Work to complete: Search the listing below for the string "frac" and copy every line where it occurs.

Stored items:

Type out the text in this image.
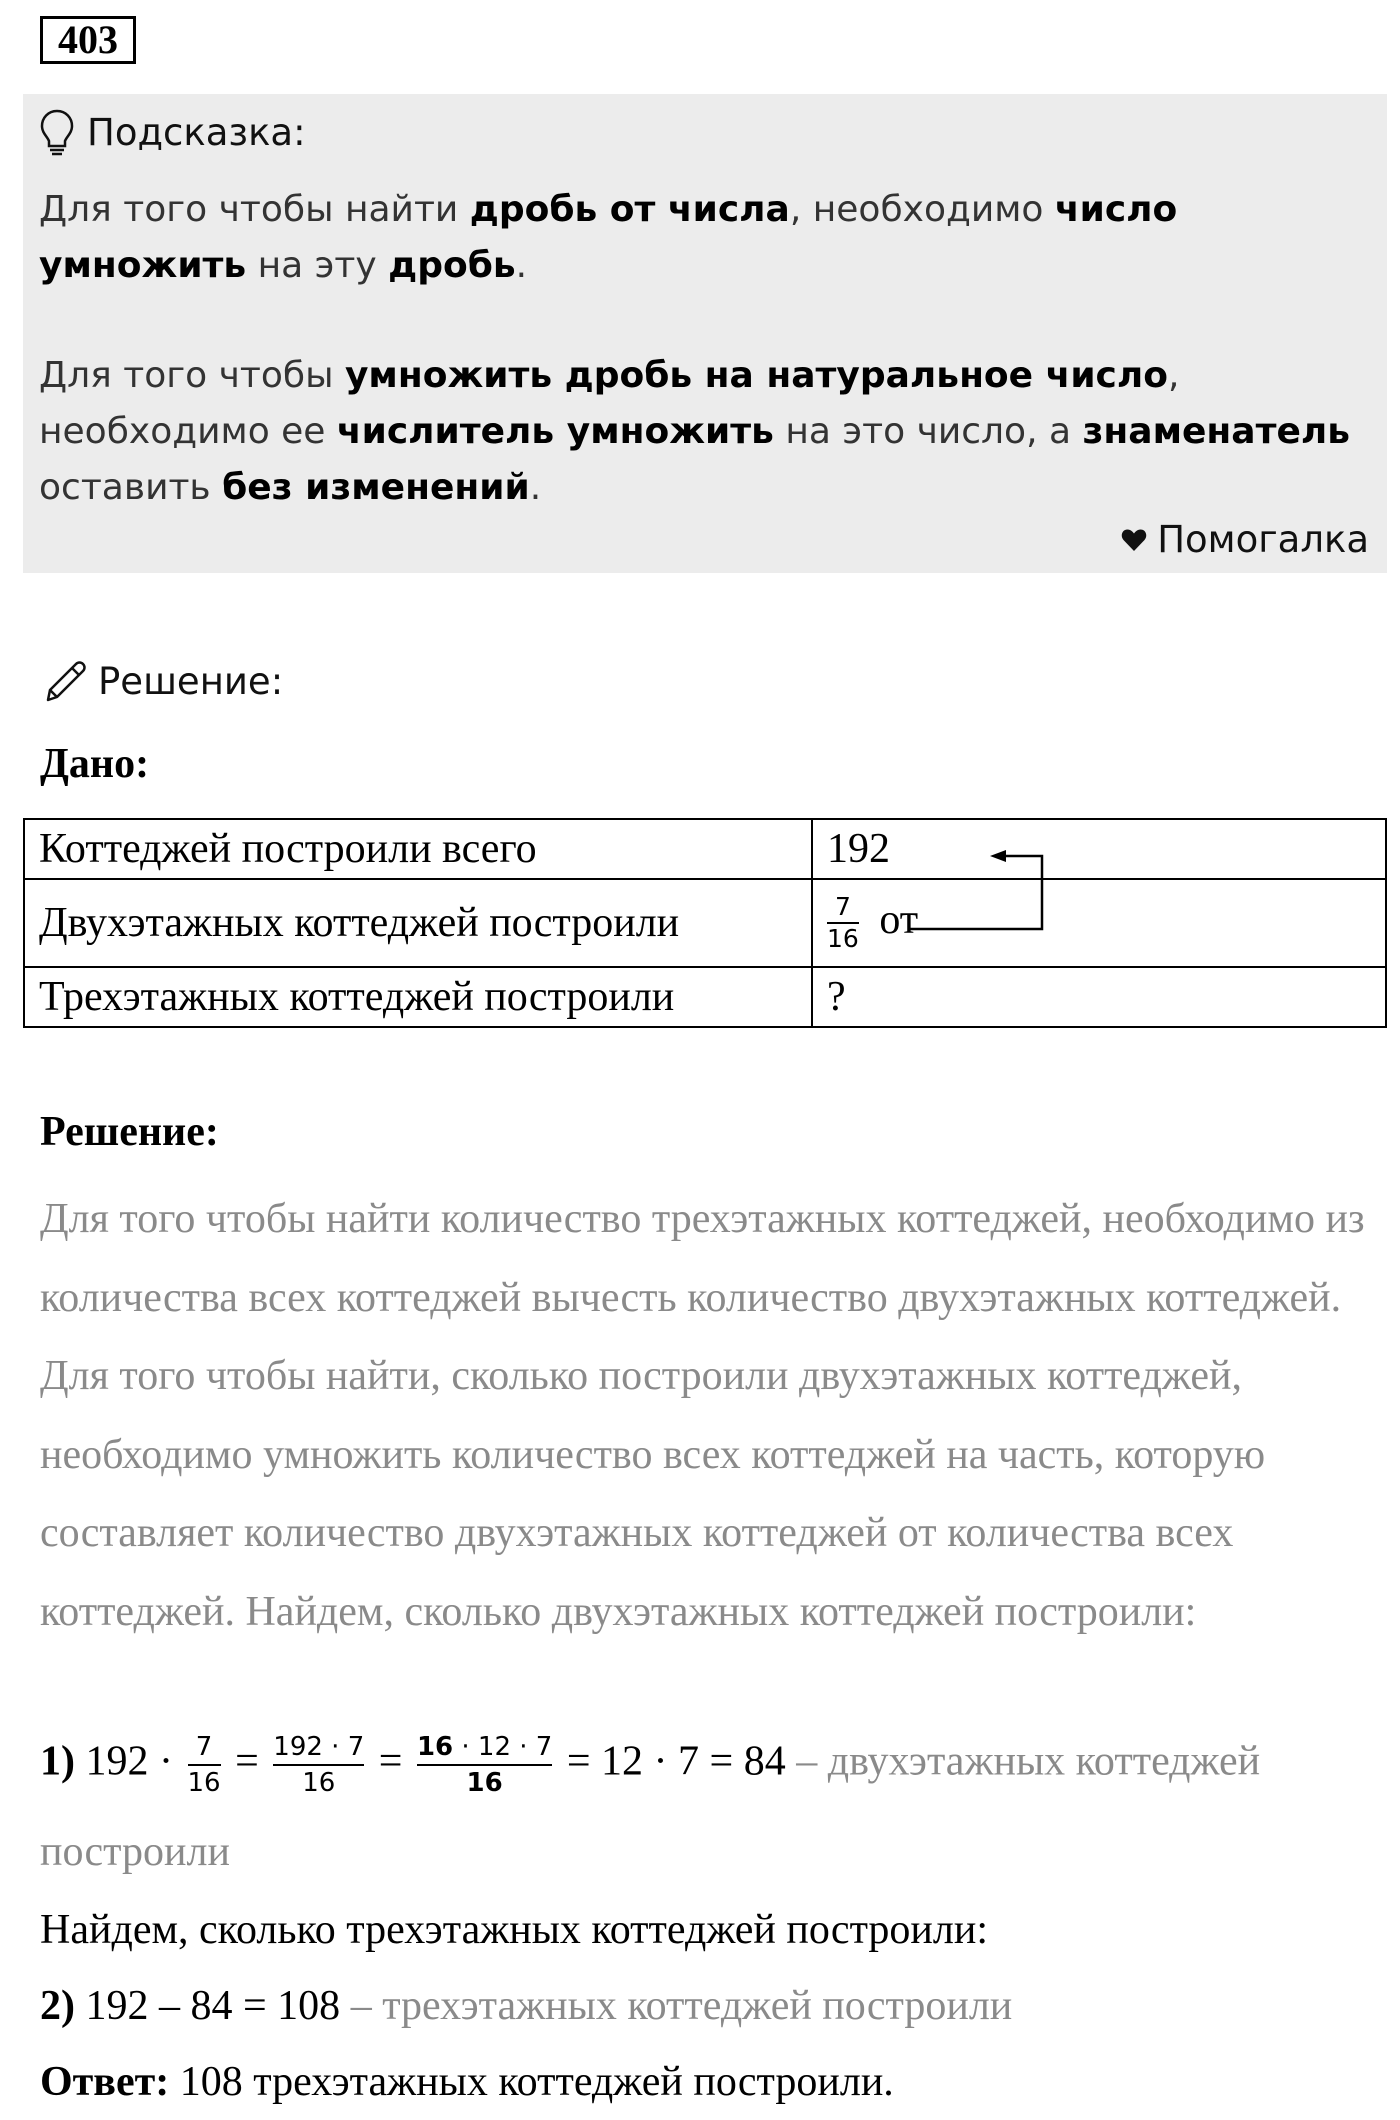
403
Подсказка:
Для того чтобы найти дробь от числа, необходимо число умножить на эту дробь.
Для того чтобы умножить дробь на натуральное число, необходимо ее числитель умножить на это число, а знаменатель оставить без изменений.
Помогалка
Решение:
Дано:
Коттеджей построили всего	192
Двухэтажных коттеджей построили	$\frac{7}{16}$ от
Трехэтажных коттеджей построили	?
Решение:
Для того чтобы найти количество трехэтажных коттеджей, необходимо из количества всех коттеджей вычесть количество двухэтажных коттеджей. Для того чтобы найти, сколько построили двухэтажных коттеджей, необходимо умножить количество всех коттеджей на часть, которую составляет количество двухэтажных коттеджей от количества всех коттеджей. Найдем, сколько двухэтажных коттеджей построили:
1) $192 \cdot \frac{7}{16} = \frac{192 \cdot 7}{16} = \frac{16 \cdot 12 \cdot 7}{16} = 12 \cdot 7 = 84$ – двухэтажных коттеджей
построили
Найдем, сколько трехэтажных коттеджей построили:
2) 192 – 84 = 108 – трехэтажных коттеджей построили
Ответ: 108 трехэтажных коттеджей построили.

Problem solution:
Двухэтажных коттеджей построили	$\frac{7}{16}$ от
1) $192 \cdot \frac{7}{16} = \frac{192 \cdot 7}{16} = \frac{16 \cdot 12 \cdot 7}{16} = 12 \cdot 7 = 84$ – двухэтажных коттеджей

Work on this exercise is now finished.